-- Start of Information shown --
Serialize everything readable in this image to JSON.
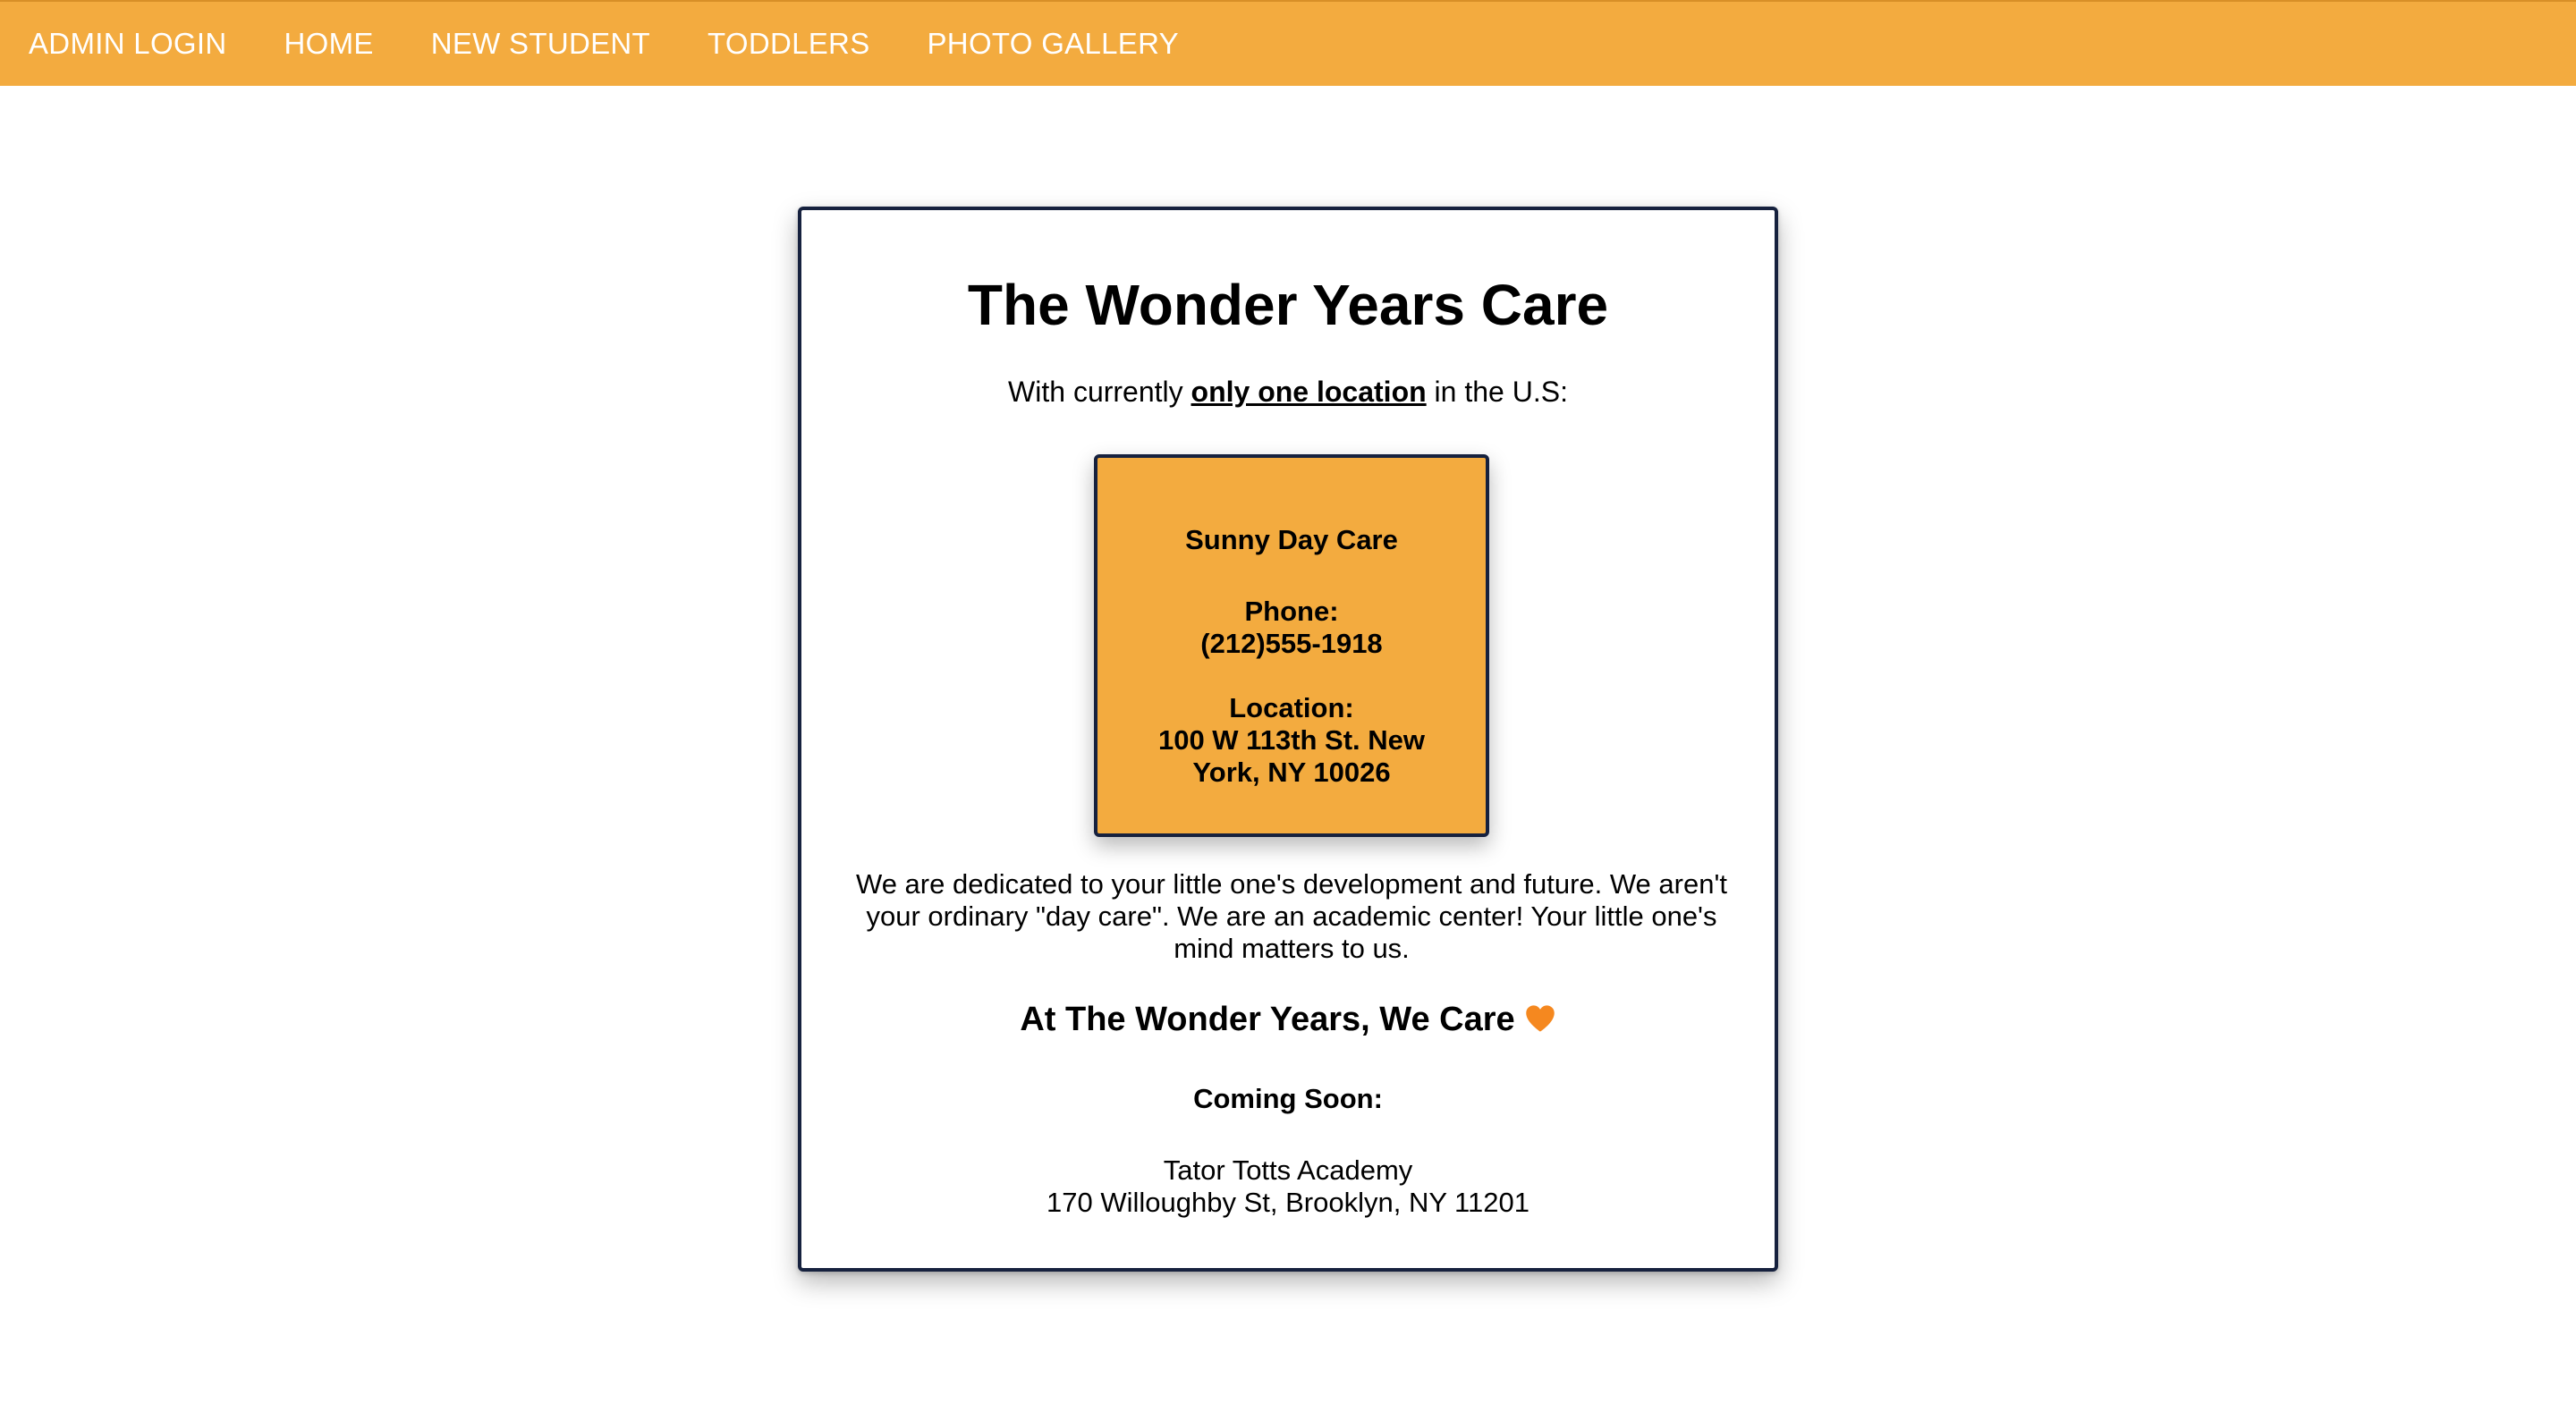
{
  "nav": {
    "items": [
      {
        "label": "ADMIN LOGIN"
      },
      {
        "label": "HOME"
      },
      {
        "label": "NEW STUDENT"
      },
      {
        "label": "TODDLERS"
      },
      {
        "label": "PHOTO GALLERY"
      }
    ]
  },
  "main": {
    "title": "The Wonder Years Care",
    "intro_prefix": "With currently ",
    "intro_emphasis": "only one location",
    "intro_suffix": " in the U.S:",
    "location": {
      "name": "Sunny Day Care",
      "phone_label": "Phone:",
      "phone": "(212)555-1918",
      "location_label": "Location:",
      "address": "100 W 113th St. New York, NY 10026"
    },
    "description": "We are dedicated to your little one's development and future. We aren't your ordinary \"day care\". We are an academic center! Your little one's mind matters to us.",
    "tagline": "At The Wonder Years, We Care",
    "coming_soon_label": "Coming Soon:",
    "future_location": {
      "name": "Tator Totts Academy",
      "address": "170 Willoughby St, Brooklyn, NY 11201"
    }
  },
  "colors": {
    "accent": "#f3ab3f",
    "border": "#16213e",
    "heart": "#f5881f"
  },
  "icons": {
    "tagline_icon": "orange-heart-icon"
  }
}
-- End of Information shown --
● **Prompt**:
Pictures in the data above should not be copied; transcribe everything else exactly.

● **Solution for this problem**:
Serialize everything readable in this image to JSON.
{
  "nav": {
    "items": [
      {
        "label": "ADMIN LOGIN"
      },
      {
        "label": "HOME"
      },
      {
        "label": "NEW STUDENT"
      },
      {
        "label": "TODDLERS"
      },
      {
        "label": "PHOTO GALLERY"
      }
    ]
  },
  "main": {
    "title": "The Wonder Years Care",
    "intro_prefix": "With currently ",
    "intro_emphasis": "only one location",
    "intro_suffix": " in the U.S:",
    "location": {
      "name": "Sunny Day Care",
      "phone_label": "Phone:",
      "phone": "(212)555-1918",
      "location_label": "Location:",
      "address": "100 W 113th St. New York, NY 10026"
    },
    "description": "We are dedicated to your little one's development and future. We aren't your ordinary \"day care\". We are an academic center! Your little one's mind matters to us.",
    "tagline": "At The Wonder Years, We Care",
    "coming_soon_label": "Coming Soon:",
    "future_location": {
      "name": "Tator Totts Academy",
      "address": "170 Willoughby St, Brooklyn, NY 11201"
    }
  },
  "colors": {
    "accent": "#f3ab3f",
    "border": "#16213e",
    "heart": "#f5881f"
  },
  "icons": {
    "tagline_icon": "orange-heart-icon"
  }
}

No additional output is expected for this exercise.